**WRITTEN INSTRUCTION**
Scan the lines below for the string "JELENIEJ" and report how many lines contain it, giving only the number.

**RECORDS**
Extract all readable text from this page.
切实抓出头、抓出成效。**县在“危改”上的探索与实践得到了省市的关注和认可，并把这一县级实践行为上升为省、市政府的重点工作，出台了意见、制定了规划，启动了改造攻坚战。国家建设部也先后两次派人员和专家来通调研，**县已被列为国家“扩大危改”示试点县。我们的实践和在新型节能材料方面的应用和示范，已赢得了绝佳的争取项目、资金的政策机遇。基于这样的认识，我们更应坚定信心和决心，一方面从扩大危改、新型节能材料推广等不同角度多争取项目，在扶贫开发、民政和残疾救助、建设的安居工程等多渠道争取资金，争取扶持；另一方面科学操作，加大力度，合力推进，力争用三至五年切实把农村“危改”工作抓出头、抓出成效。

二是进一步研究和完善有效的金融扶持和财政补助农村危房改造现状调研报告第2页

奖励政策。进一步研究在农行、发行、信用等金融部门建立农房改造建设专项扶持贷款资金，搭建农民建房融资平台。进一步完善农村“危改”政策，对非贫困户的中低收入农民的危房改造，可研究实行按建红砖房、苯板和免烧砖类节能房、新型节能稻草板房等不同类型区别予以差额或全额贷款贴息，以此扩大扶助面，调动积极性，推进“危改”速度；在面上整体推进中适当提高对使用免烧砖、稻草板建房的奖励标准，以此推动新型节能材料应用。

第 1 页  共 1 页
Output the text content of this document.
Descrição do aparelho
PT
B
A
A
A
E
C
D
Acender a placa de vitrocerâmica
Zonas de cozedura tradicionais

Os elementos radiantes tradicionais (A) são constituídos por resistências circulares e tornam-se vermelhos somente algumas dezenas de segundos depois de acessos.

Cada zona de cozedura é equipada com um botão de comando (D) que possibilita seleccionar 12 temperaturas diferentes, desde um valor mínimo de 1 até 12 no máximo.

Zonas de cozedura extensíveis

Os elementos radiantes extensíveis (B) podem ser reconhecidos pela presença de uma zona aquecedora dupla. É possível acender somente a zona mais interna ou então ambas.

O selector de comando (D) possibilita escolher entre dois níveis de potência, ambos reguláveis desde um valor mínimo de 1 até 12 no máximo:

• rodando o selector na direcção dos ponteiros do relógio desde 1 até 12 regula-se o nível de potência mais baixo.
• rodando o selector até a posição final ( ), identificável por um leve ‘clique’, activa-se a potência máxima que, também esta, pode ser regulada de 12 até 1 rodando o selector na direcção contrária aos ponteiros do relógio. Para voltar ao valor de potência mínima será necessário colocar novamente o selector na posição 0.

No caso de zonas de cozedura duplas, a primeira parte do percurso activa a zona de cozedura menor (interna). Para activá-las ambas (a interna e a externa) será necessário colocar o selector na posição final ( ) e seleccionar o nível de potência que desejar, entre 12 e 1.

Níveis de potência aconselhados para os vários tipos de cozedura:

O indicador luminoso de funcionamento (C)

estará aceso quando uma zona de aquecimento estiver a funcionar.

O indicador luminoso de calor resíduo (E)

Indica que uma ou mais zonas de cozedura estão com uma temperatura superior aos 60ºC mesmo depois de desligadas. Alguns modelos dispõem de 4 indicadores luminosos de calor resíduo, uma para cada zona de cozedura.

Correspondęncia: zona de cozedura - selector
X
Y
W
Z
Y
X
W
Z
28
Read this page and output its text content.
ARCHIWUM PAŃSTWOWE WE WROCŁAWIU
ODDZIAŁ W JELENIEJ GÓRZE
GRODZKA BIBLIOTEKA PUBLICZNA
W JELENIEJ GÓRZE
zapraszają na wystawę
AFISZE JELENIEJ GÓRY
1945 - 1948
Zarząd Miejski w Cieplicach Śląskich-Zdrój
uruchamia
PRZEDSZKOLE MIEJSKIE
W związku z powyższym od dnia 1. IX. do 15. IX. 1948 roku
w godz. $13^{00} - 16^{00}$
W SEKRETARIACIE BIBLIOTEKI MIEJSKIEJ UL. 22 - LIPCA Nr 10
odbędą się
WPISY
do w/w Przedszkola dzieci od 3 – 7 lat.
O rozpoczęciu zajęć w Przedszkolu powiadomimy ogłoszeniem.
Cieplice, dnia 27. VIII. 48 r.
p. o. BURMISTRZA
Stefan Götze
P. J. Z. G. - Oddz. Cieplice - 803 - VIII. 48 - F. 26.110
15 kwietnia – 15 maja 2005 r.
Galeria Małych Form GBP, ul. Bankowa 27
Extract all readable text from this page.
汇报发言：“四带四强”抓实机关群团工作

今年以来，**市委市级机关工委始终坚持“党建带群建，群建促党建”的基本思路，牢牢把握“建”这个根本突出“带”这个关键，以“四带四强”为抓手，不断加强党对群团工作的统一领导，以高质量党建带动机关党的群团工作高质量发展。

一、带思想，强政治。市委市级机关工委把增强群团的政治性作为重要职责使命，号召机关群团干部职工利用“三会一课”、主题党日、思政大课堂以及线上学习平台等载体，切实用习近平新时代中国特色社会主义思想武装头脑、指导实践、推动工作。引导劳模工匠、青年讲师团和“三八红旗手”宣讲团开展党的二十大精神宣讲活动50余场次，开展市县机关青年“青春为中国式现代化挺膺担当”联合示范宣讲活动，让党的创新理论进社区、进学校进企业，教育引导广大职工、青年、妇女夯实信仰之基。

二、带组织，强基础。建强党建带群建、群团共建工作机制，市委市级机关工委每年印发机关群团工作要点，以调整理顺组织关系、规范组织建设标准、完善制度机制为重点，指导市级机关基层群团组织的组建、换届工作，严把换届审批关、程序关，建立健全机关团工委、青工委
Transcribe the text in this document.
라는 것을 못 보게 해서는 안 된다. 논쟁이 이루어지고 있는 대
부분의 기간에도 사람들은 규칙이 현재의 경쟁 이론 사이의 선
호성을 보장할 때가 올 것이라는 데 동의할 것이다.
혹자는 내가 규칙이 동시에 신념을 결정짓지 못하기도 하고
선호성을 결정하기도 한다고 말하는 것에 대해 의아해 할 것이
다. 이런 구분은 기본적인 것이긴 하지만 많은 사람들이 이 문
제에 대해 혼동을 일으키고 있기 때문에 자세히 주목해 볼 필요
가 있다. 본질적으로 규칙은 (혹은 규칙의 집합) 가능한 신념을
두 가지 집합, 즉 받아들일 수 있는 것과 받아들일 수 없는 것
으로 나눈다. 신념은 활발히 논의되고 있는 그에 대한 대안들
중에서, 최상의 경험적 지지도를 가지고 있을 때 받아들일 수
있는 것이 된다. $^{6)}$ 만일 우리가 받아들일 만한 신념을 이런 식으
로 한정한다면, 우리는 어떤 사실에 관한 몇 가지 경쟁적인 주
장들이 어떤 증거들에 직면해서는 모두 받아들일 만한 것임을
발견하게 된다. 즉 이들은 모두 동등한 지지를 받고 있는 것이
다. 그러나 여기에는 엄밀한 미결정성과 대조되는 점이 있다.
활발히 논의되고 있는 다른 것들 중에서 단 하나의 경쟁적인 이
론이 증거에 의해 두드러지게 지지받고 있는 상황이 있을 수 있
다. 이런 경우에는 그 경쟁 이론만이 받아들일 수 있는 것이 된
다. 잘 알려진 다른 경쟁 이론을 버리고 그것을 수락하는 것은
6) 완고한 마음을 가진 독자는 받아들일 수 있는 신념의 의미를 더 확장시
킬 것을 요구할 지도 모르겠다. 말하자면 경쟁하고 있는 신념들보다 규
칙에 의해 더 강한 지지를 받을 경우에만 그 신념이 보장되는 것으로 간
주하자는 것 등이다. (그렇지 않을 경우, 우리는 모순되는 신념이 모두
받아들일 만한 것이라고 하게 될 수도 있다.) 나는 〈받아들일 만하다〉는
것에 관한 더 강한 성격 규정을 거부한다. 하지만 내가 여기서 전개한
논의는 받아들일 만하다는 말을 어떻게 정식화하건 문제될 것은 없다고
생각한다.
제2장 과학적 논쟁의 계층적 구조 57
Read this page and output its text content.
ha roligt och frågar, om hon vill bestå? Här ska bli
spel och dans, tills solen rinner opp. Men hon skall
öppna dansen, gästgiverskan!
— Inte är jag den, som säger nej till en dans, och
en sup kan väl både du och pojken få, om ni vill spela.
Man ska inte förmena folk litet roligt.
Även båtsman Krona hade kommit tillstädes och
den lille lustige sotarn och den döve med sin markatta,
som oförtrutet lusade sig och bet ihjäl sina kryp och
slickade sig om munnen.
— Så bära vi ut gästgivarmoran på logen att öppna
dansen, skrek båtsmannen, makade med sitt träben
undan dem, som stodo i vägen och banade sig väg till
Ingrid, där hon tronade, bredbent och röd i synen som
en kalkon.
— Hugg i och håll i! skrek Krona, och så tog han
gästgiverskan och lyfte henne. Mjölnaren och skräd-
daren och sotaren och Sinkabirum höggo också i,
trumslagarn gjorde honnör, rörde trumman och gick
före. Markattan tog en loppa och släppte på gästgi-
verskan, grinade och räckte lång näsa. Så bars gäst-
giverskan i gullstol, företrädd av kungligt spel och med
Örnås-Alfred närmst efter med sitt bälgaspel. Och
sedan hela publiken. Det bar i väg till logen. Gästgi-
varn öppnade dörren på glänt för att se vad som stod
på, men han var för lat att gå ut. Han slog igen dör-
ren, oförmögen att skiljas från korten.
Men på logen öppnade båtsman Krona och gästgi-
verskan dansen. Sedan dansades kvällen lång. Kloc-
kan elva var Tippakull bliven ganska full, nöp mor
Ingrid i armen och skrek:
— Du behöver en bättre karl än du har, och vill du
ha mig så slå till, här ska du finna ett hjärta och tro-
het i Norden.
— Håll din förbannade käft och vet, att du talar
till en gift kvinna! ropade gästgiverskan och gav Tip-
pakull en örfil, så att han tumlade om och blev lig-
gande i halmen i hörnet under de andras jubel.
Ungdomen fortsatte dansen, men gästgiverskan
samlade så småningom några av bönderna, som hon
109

**RESULT FOR THIS TASK**
3